● **Records from a collection of figures**:
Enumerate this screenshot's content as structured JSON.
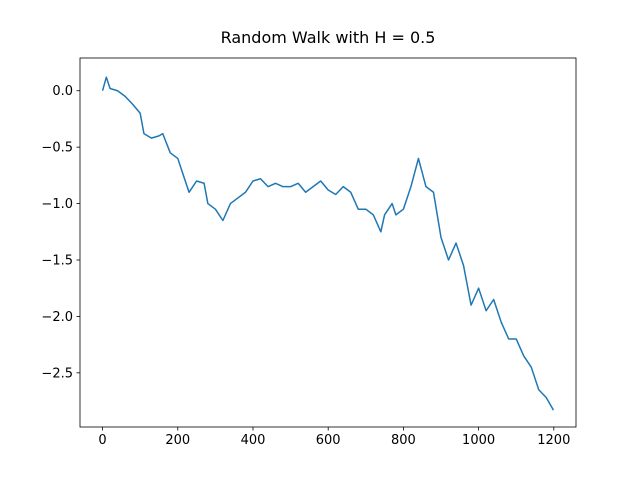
{
  "chart_data": {
    "type": "line",
    "title": "Random Walk with H = 0.5",
    "x": [
      0,
      10,
      20,
      40,
      60,
      80,
      100,
      110,
      130,
      150,
      160,
      180,
      200,
      210,
      230,
      250,
      270,
      280,
      300,
      320,
      340,
      360,
      380,
      400,
      420,
      440,
      460,
      480,
      500,
      520,
      540,
      560,
      580,
      600,
      620,
      640,
      660,
      680,
      700,
      720,
      740,
      750,
      770,
      780,
      800,
      820,
      840,
      860,
      880,
      900,
      920,
      940,
      960,
      980,
      1000,
      1020,
      1040,
      1060,
      1080,
      1100,
      1120,
      1140,
      1160,
      1180,
      1199
    ],
    "series": [
      {
        "color": "#1f77b4",
        "values": [
          0.0,
          0.12,
          0.02,
          0.0,
          -0.05,
          -0.12,
          -0.2,
          -0.38,
          -0.42,
          -0.4,
          -0.38,
          -0.55,
          -0.6,
          -0.7,
          -0.9,
          -0.8,
          -0.82,
          -1.0,
          -1.05,
          -1.15,
          -1.0,
          -0.95,
          -0.9,
          -0.8,
          -0.78,
          -0.85,
          -0.82,
          -0.85,
          -0.85,
          -0.82,
          -0.9,
          -0.85,
          -0.8,
          -0.88,
          -0.92,
          -0.85,
          -0.9,
          -1.05,
          -1.05,
          -1.1,
          -1.25,
          -1.1,
          -1.0,
          -1.1,
          -1.05,
          -0.85,
          -0.6,
          -0.85,
          -0.9,
          -1.3,
          -1.5,
          -1.35,
          -1.55,
          -1.9,
          -1.75,
          -1.95,
          -1.85,
          -2.05,
          -2.2,
          -2.2,
          -2.35,
          -2.45,
          -2.65,
          -2.72,
          -2.83
        ]
      }
    ],
    "xlim": [
      -60,
      1259
    ],
    "ylim": [
      -2.98,
      0.29
    ],
    "xticks": [
      0,
      200,
      400,
      600,
      800,
      1000,
      1200
    ],
    "yticks": [
      {
        "value": -2.5,
        "label": "−2.5"
      },
      {
        "value": -2.0,
        "label": "−2.0"
      },
      {
        "value": -1.5,
        "label": "−1.5"
      },
      {
        "value": -1.0,
        "label": "−1.0"
      },
      {
        "value": -0.5,
        "label": "−0.5"
      },
      {
        "value": 0.0,
        "label": "0.0"
      }
    ]
  }
}
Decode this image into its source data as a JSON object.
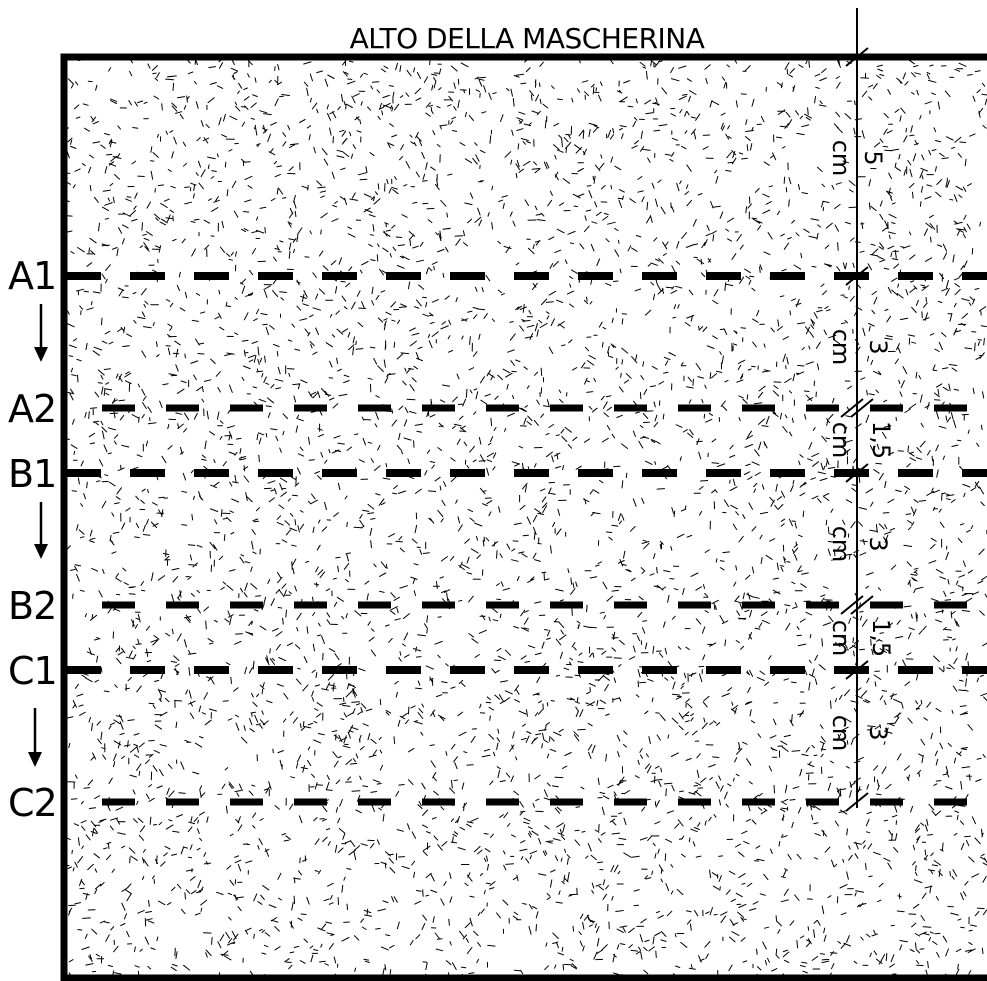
{
  "title": "ALTO DELLA MASCHERINA",
  "colors": {
    "ink": "#000000",
    "paper": "#ffffff"
  },
  "fabric_pattern": "speckle-dashes",
  "lines": [
    {
      "id": "A1",
      "label": "A1",
      "style": "fold-dashed"
    },
    {
      "id": "A2",
      "label": "A2",
      "style": "thin-dashed"
    },
    {
      "id": "B1",
      "label": "B1",
      "style": "fold-dashed"
    },
    {
      "id": "B2",
      "label": "B2",
      "style": "thin-dashed"
    },
    {
      "id": "C1",
      "label": "C1",
      "style": "fold-dashed"
    },
    {
      "id": "C2",
      "label": "C2",
      "style": "thin-dashed"
    }
  ],
  "fold_arrows": [
    {
      "from": "A1",
      "to": "A2",
      "icon": "arrow-down-icon"
    },
    {
      "from": "B1",
      "to": "B2",
      "icon": "arrow-down-icon"
    },
    {
      "from": "C1",
      "to": "C2",
      "icon": "arrow-down-icon"
    }
  ],
  "measurements": [
    {
      "id": "m1",
      "value": "5",
      "unit": "cm"
    },
    {
      "id": "m2",
      "value": "3",
      "unit": "cm"
    },
    {
      "id": "m3",
      "value": "1,5",
      "unit": "cm"
    },
    {
      "id": "m4",
      "value": "3",
      "unit": "cm"
    },
    {
      "id": "m5",
      "value": "1,5",
      "unit": "cm"
    },
    {
      "id": "m6",
      "value": "3",
      "unit": "cm"
    }
  ]
}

● **TASK TO CARRY OUT**: Pick out the lines containing the string "JSON" and show them.

● **COMPLETE ANSWER**:
Enumerate this screenshot's content as structured JSON.
Decode this image into its source data as a JSON object.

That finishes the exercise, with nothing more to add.